**Exercise brief:** Return every line below in which "Funktion" appears.

**Supplied data:**

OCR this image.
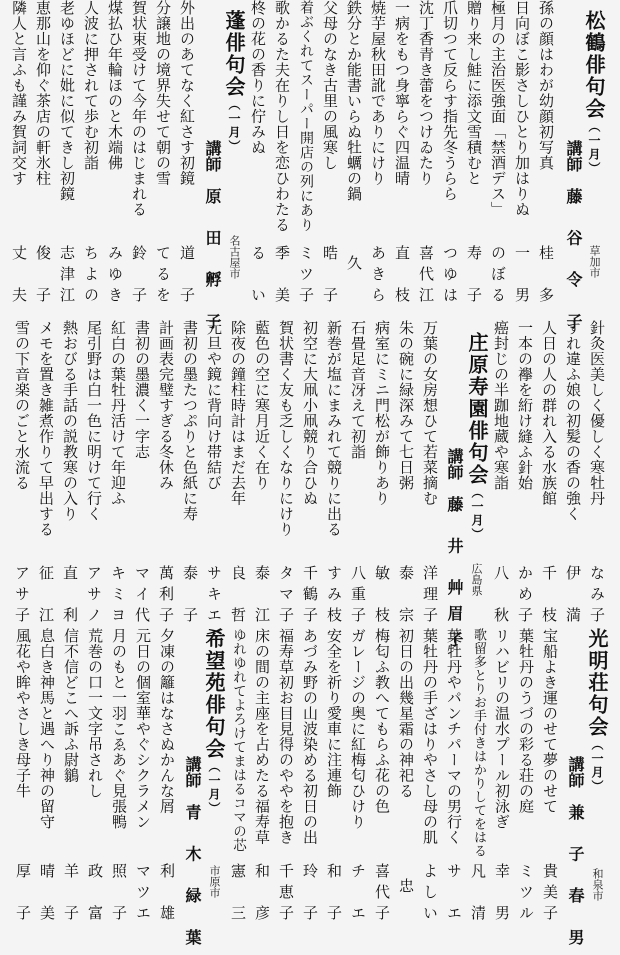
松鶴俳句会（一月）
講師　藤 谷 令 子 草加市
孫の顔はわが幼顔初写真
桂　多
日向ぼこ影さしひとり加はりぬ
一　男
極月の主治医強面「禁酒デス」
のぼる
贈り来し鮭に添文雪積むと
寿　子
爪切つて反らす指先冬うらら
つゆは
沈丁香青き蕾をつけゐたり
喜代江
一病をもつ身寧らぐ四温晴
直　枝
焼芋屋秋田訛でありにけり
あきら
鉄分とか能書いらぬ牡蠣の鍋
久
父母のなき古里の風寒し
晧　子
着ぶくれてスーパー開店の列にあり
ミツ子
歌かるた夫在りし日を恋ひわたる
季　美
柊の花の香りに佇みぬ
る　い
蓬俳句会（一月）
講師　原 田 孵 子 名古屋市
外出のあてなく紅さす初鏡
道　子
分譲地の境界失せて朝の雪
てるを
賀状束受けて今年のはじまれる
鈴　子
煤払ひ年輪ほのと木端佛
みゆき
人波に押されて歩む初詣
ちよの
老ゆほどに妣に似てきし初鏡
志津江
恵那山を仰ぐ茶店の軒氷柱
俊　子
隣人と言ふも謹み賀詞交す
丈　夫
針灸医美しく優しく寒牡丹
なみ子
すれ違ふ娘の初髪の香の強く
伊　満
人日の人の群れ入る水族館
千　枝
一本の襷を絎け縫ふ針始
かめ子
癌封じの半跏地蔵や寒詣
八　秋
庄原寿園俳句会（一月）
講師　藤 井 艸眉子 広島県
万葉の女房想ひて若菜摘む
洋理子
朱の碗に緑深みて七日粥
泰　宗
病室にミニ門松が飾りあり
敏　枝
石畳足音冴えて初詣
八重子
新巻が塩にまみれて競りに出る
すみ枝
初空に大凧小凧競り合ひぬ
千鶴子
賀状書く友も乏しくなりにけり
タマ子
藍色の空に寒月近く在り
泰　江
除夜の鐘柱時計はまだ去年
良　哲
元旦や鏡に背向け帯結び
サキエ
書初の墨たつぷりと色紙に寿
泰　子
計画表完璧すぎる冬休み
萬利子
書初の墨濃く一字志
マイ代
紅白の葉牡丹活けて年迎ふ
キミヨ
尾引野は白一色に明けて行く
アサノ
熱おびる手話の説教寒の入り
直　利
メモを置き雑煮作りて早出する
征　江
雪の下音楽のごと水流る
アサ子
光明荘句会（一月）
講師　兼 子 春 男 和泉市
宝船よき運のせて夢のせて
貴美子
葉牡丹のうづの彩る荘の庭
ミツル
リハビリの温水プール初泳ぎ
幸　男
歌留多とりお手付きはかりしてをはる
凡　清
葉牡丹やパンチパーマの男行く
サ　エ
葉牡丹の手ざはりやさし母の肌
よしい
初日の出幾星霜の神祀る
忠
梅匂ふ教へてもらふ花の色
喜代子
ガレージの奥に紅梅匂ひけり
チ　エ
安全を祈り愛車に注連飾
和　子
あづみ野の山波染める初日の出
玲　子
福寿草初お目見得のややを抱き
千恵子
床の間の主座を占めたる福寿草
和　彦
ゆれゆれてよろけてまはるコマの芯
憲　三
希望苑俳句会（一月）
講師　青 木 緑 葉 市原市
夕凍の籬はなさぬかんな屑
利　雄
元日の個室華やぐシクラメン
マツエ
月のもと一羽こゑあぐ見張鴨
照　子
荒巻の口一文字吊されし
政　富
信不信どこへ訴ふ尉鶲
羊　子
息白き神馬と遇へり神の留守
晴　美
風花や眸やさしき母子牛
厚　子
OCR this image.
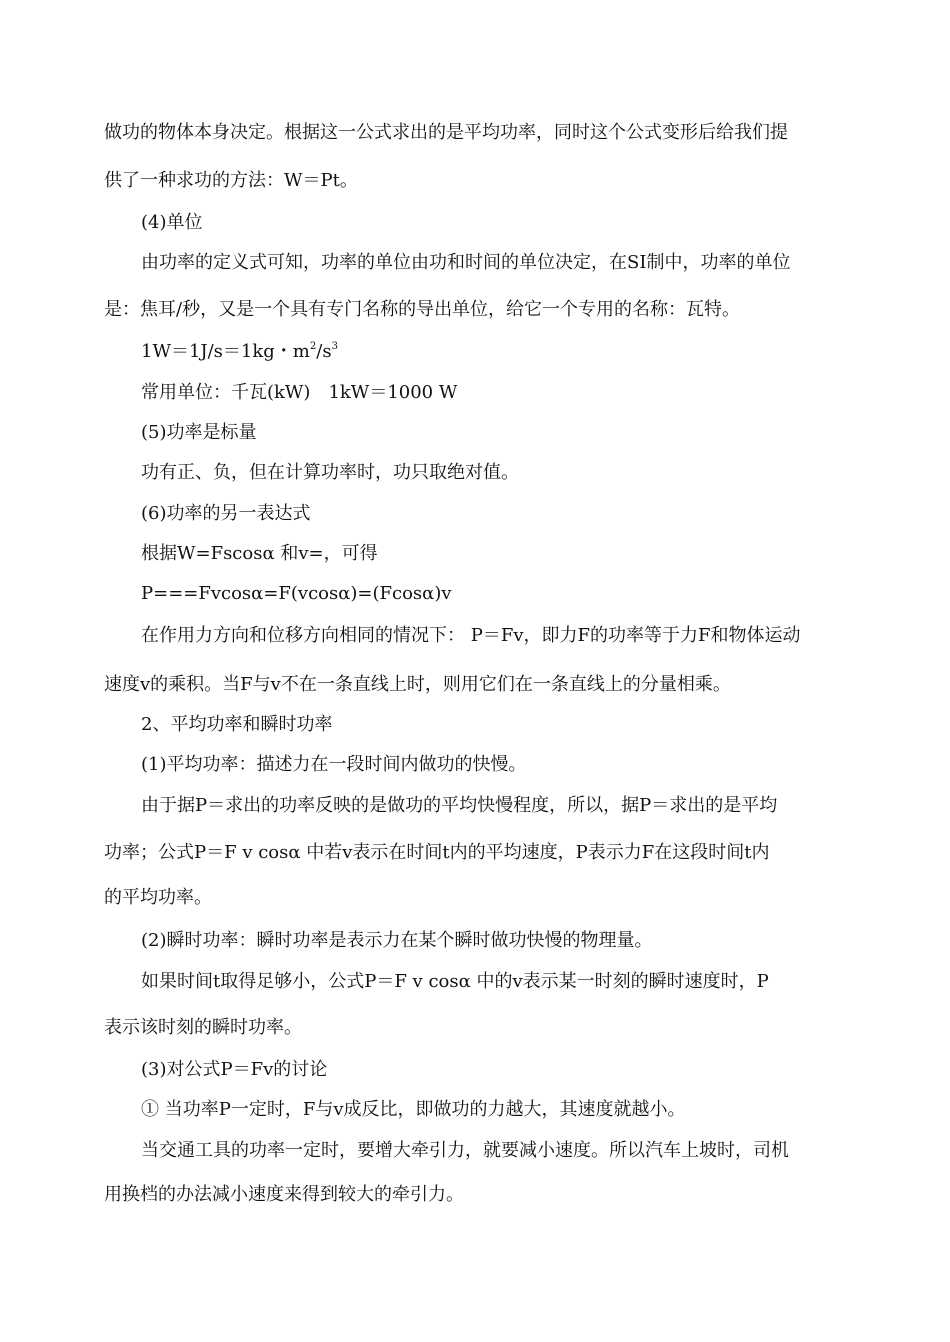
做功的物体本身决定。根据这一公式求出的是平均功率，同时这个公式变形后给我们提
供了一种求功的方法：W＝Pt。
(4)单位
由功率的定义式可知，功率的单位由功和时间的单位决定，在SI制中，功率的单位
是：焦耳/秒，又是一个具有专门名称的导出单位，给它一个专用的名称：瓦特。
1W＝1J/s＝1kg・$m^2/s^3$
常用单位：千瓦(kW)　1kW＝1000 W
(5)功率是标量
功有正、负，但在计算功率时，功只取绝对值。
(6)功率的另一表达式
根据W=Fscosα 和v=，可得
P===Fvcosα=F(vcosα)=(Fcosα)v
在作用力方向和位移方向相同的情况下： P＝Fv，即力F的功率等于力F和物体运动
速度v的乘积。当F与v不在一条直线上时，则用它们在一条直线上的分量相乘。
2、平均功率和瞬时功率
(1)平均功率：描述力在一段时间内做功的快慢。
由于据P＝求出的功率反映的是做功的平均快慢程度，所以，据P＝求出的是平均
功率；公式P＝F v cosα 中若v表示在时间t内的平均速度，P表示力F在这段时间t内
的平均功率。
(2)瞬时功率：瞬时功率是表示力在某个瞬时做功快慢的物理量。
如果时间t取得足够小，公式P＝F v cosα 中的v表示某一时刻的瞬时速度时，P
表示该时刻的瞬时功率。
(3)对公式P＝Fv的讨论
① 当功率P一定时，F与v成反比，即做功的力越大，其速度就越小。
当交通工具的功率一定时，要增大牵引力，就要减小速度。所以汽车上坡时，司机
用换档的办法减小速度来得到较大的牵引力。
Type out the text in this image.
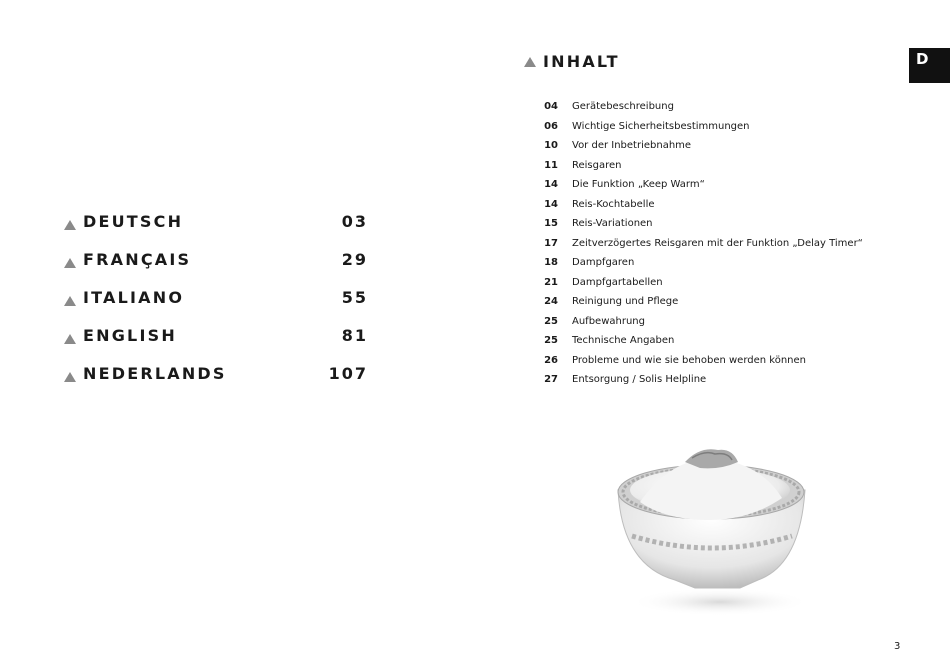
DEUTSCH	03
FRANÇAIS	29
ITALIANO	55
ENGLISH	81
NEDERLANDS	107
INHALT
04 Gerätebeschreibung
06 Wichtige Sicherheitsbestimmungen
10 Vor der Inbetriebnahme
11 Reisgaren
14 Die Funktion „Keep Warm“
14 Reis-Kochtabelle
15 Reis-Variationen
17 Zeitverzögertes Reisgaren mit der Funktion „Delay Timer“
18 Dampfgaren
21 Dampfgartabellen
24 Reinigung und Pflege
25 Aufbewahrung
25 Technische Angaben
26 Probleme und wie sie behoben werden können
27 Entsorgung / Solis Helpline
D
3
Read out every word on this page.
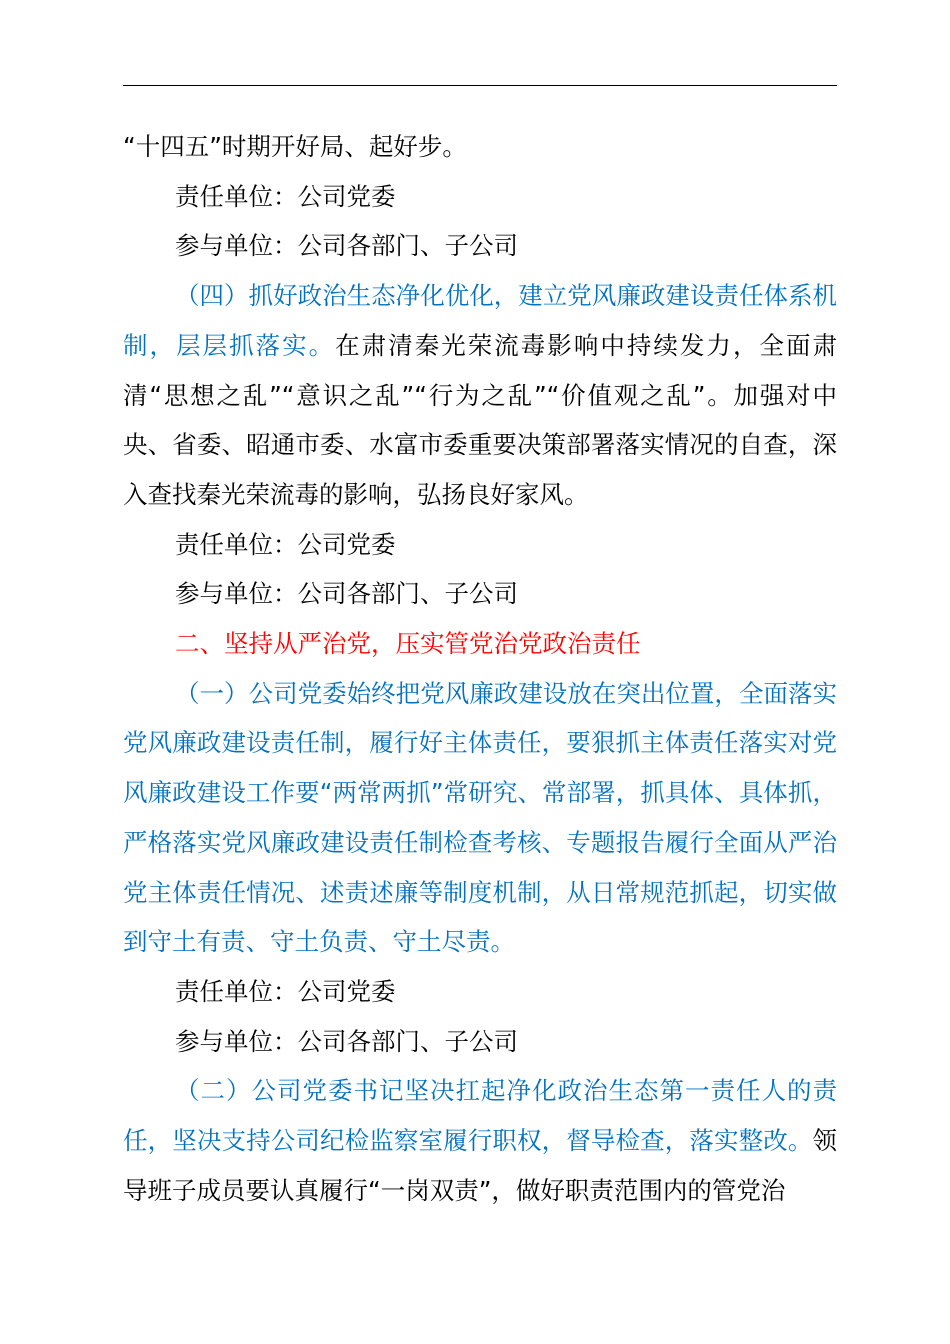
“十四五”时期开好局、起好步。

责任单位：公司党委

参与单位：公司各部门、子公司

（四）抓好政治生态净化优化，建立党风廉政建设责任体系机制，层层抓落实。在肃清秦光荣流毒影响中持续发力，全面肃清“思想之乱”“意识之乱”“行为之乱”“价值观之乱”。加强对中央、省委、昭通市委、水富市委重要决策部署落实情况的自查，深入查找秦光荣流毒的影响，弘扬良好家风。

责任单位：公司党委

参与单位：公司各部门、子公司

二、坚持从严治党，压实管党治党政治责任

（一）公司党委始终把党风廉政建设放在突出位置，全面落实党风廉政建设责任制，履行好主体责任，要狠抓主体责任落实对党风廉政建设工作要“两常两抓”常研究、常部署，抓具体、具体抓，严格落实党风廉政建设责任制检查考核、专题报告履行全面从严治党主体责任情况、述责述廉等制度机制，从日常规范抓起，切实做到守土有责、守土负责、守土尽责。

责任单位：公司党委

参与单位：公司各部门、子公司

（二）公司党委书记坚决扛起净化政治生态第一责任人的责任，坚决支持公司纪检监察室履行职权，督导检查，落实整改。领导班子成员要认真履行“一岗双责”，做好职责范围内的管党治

**Full answer:**
14 Die Funktion „Keep Warm“
17 Zeitverzögertes Reisgaren mit der Funktion „Delay Timer“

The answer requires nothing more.